__TASK DATA__.
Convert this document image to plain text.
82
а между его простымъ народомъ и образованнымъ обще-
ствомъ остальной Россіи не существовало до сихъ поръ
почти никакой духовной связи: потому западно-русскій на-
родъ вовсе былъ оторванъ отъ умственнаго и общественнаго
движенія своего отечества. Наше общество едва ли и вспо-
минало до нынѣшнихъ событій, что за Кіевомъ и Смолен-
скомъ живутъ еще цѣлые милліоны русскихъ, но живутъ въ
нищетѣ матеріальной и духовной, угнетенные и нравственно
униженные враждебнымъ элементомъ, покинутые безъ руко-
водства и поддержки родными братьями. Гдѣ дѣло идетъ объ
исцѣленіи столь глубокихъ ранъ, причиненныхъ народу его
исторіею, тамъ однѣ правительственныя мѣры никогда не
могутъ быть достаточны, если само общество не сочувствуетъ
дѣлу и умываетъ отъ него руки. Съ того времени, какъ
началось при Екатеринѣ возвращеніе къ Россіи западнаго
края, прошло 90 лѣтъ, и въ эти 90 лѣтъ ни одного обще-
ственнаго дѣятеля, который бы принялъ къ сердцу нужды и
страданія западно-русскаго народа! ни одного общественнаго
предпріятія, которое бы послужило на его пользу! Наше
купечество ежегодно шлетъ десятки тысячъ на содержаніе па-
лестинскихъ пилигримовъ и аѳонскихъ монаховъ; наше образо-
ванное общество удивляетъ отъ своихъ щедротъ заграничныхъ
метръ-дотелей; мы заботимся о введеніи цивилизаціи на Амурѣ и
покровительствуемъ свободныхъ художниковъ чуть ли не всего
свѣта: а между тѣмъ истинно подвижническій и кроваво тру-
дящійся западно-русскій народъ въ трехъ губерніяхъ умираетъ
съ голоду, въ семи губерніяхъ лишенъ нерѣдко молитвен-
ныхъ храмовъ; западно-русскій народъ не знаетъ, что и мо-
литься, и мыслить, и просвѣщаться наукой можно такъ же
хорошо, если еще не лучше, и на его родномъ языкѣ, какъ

__YOUR OBJECTIVE__. Give back each line above precisely as it stands.

__THE RESULT__.
Convert this document image to plain text.
82
а между его простымъ народомъ и образованнымъ обще-
ствомъ остальной Россіи не существовало до сихъ поръ
почти никакой духовной связи: потому западно-русскій на-
родъ вовсе былъ оторванъ отъ умственнаго и общественнаго
движенія своего отечества. Наше общество едва ли и вспо-
минало до нынѣшнихъ событій, что за Кіевомъ и Смолен-
скомъ живутъ еще цѣлые милліоны русскихъ, но живутъ въ
нищетѣ матеріальной и духовной, угнетенные и нравственно
униженные враждебнымъ элементомъ, покинутые безъ руко-
водства и поддержки родными братьями. Гдѣ дѣло идетъ объ
исцѣленіи столь глубокихъ ранъ, причиненныхъ народу его
исторіею, тамъ однѣ правительственныя мѣры никогда не
могутъ быть достаточны, если само общество не сочувствуетъ
дѣлу и умываетъ отъ него руки. Съ того времени, какъ
началось при Екатеринѣ возвращеніе къ Россіи западнаго
края, прошло 90 лѣтъ, и въ эти 90 лѣтъ ни одного обще-
ственнаго дѣятеля, который бы принялъ къ сердцу нужды и
страданія западно-русскаго народа! ни одного общественнаго
предпріятія, которое бы послужило на его пользу! Наше
купечество ежегодно шлетъ десятки тысячъ на содержаніе па-
лестинскихъ пилигримовъ и аѳонскихъ монаховъ; наше образо-
ванное общество удивляетъ отъ своихъ щедротъ заграничныхъ
метръ-дотелей; мы заботимся о введеніи цивилизаціи на Амурѣ и
покровительствуемъ свободныхъ художниковъ чуть ли не всего
свѣта: а между тѣмъ истинно подвижническій и кроваво тру-
дящійся западно-русскій народъ въ трехъ губерніяхъ умираетъ
съ голоду, въ семи губерніяхъ лишенъ нерѣдко молитвен-
ныхъ храмовъ; западно-русскій народъ не знаетъ, что и мо-
литься, и мыслить, и просвѣщаться наукой можно такъ же
хорошо, если еще не лучше, и на его родномъ языкѣ, какъ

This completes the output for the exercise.